**** Extracted entries ****
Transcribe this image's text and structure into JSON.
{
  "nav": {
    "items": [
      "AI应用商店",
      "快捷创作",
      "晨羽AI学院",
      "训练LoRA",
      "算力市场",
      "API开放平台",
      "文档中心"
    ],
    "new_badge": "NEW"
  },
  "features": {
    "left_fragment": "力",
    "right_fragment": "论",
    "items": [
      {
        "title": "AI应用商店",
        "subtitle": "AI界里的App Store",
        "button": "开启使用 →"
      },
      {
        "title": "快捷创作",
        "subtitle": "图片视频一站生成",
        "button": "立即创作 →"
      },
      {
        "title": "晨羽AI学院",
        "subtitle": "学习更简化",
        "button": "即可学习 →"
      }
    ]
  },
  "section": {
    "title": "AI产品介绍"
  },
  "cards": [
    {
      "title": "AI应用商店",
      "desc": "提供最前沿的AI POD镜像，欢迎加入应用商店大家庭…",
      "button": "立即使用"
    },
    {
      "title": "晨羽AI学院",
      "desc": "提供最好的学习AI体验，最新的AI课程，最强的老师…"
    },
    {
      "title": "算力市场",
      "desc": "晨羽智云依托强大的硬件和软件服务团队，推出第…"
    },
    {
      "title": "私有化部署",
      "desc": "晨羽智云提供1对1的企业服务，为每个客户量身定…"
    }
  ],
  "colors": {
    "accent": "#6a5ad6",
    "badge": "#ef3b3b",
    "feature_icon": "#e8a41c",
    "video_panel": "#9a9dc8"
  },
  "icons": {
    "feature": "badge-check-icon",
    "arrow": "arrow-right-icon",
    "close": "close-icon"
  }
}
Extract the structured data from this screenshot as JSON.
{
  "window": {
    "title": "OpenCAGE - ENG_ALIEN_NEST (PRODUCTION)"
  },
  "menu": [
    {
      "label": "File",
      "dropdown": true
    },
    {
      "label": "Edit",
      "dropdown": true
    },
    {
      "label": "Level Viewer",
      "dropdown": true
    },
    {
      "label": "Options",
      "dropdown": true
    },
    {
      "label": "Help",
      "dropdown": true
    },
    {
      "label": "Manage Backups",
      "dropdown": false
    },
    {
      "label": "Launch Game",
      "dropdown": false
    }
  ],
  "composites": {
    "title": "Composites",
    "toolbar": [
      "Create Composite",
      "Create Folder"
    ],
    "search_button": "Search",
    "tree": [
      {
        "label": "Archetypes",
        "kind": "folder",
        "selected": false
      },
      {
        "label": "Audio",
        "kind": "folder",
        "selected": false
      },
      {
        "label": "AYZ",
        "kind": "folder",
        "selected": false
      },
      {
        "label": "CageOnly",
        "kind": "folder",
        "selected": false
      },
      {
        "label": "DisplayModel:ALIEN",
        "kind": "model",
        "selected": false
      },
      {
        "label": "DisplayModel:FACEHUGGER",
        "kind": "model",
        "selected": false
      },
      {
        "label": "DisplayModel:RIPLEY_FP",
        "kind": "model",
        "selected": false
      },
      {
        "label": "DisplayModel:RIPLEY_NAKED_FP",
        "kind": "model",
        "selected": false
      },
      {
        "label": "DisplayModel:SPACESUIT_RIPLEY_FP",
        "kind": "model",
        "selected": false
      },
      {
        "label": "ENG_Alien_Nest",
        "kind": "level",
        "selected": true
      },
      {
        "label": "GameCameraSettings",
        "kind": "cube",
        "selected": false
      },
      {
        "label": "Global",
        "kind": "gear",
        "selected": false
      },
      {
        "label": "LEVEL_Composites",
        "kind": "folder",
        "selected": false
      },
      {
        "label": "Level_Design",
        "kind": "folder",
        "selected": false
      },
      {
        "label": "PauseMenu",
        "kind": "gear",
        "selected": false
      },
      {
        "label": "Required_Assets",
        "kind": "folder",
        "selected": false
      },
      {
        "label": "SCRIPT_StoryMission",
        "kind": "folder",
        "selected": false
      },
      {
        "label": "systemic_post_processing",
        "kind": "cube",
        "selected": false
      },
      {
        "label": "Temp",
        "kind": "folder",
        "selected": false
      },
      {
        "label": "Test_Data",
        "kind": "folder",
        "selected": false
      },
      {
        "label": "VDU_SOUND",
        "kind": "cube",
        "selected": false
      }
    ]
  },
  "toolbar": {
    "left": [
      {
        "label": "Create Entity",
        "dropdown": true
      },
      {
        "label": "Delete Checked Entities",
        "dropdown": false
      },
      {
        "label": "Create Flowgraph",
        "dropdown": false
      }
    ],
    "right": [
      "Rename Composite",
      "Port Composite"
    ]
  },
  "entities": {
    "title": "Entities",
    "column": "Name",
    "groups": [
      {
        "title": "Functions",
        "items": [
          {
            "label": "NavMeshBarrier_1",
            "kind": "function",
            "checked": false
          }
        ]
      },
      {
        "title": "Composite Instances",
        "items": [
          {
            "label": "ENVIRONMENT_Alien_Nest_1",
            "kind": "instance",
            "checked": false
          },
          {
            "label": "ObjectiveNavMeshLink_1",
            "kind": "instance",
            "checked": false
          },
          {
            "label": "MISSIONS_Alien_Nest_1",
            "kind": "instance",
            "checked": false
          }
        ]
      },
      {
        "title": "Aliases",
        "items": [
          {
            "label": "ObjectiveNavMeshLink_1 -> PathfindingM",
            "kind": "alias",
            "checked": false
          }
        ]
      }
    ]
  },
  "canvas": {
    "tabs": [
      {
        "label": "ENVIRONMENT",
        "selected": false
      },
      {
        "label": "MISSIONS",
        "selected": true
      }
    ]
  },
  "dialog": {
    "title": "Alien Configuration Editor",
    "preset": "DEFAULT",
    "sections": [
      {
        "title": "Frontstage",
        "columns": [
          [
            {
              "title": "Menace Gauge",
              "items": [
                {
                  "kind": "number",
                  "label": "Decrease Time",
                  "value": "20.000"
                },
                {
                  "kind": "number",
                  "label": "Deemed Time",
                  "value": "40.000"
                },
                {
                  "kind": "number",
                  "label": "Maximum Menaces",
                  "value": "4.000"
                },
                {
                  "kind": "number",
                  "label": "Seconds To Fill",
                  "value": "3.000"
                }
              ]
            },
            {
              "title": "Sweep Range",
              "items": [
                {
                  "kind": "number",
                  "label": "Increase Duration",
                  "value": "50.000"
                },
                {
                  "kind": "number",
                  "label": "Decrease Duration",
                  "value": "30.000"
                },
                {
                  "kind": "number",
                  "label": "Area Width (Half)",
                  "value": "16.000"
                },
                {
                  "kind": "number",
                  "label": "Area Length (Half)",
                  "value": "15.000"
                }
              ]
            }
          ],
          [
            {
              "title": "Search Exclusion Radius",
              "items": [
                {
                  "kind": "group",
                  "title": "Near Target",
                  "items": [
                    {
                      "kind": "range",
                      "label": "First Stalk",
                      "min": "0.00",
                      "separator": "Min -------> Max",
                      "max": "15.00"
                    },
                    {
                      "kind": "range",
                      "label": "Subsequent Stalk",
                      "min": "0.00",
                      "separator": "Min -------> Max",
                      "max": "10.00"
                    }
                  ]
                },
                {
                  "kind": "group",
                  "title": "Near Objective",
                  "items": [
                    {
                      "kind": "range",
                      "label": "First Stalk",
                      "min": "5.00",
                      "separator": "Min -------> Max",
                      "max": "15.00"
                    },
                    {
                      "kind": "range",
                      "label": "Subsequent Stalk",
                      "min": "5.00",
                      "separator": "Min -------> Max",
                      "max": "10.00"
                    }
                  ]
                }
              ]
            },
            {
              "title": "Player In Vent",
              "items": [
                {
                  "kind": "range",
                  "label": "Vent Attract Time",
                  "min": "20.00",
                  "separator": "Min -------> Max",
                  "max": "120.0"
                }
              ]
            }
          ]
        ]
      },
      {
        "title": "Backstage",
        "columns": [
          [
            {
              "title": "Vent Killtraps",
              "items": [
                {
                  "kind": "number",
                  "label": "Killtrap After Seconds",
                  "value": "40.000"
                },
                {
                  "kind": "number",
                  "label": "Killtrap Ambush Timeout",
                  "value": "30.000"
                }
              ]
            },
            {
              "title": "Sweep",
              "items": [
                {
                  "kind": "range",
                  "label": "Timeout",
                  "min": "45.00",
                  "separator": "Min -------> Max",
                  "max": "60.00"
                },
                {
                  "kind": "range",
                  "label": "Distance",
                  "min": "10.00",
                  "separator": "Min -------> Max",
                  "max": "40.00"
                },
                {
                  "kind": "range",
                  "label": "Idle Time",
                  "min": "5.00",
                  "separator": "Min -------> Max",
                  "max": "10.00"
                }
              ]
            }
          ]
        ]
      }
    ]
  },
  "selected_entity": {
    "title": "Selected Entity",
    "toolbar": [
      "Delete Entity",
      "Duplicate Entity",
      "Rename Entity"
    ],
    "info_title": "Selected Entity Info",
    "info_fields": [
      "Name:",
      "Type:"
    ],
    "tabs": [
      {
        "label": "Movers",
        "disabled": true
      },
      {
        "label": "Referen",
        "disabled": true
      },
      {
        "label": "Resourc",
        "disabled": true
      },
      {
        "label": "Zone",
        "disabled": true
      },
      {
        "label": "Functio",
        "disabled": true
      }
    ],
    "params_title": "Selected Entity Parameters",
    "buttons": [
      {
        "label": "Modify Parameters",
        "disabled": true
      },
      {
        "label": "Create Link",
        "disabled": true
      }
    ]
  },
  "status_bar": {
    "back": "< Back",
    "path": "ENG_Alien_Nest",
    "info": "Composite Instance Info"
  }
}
****
*Exercise goal*. Find how many of the lines above have the word "Half" in them. State only that number.

*Response*. 2